JOB - Repeat each line word for word.

GIVEN DATA -

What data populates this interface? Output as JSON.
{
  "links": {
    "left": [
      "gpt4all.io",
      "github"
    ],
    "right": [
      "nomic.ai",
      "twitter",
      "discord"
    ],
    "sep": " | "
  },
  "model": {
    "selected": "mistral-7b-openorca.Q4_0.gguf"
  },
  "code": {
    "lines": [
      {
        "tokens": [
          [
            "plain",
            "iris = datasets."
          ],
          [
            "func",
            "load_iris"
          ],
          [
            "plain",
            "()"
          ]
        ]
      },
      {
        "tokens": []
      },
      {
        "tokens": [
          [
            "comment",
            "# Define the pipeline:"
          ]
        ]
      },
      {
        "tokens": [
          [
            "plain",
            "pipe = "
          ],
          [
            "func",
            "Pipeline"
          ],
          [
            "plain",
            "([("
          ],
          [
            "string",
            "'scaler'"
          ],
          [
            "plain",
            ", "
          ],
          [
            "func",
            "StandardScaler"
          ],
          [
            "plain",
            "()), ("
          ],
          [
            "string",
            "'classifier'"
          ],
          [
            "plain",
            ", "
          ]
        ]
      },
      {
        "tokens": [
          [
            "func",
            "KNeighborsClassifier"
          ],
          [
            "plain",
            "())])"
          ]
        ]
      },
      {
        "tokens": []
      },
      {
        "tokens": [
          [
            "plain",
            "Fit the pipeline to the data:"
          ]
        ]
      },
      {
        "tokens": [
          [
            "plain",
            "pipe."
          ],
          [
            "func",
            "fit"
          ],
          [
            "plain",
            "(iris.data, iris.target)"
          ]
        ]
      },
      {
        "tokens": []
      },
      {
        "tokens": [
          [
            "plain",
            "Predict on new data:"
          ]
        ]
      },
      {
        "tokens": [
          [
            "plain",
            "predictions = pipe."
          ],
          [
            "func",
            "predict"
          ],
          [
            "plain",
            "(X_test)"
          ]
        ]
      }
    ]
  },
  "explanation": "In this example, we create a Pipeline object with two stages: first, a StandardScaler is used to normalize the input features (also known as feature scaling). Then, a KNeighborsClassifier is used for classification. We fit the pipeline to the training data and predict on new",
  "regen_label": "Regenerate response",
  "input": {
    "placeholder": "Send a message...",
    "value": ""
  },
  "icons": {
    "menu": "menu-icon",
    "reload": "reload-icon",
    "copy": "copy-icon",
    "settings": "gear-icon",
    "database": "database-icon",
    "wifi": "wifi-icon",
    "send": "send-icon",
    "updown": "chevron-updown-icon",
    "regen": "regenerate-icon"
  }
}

COMPLETED EXERCISE -
What data populates this interface? Output as JSON.
{
  "links": {
    "left": [
      "gpt4all.io",
      "github"
    ],
    "right": [
      "nomic.ai",
      "twitter",
      "discord"
    ],
    "sep": " | "
  },
  "model": {
    "selected": "mistral-7b-openorca.Q4_0.gguf"
  },
  "code": {
    "lines": [
      {
        "tokens": [
          [
            "plain",
            "iris = datasets."
          ],
          [
            "func",
            "load_iris"
          ],
          [
            "plain",
            "()"
          ]
        ]
      },
      {
        "tokens": []
      },
      {
        "tokens": [
          [
            "comment",
            "# Define the pipeline:"
          ]
        ]
      },
      {
        "tokens": [
          [
            "plain",
            "pipe = "
          ],
          [
            "func",
            "Pipeline"
          ],
          [
            "plain",
            "([("
          ],
          [
            "string",
            "'scaler'"
          ],
          [
            "plain",
            ", "
          ],
          [
            "func",
            "StandardScaler"
          ],
          [
            "plain",
            "()), ("
          ],
          [
            "string",
            "'classifier'"
          ],
          [
            "plain",
            ", "
          ]
        ]
      },
      {
        "tokens": [
          [
            "func",
            "KNeighborsClassifier"
          ],
          [
            "plain",
            "())])"
          ]
        ]
      },
      {
        "tokens": []
      },
      {
        "tokens": [
          [
            "plain",
            "Fit the pipeline to the data:"
          ]
        ]
      },
      {
        "tokens": [
          [
            "plain",
            "pipe."
          ],
          [
            "func",
            "fit"
          ],
          [
            "plain",
            "(iris.data, iris.target)"
          ]
        ]
      },
      {
        "tokens": []
      },
      {
        "tokens": [
          [
            "plain",
            "Predict on new data:"
          ]
        ]
      },
      {
        "tokens": [
          [
            "plain",
            "predictions = pipe."
          ],
          [
            "func",
            "predict"
          ],
          [
            "plain",
            "(X_test)"
          ]
        ]
      }
    ]
  },
  "explanation": "In this example, we create a Pipeline object with two stages: first, a StandardScaler is used to normalize the input features (also known as feature scaling). Then, a KNeighborsClassifier is used for classification. We fit the pipeline to the training data and predict on new",
  "regen_label": "Regenerate response",
  "input": {
    "placeholder": "Send a message...",
    "value": ""
  },
  "icons": {
    "menu": "menu-icon",
    "reload": "reload-icon",
    "copy": "copy-icon",
    "settings": "gear-icon",
    "database": "database-icon",
    "wifi": "wifi-icon",
    "send": "send-icon",
    "updown": "chevron-updown-icon",
    "regen": "regenerate-icon"
  }
}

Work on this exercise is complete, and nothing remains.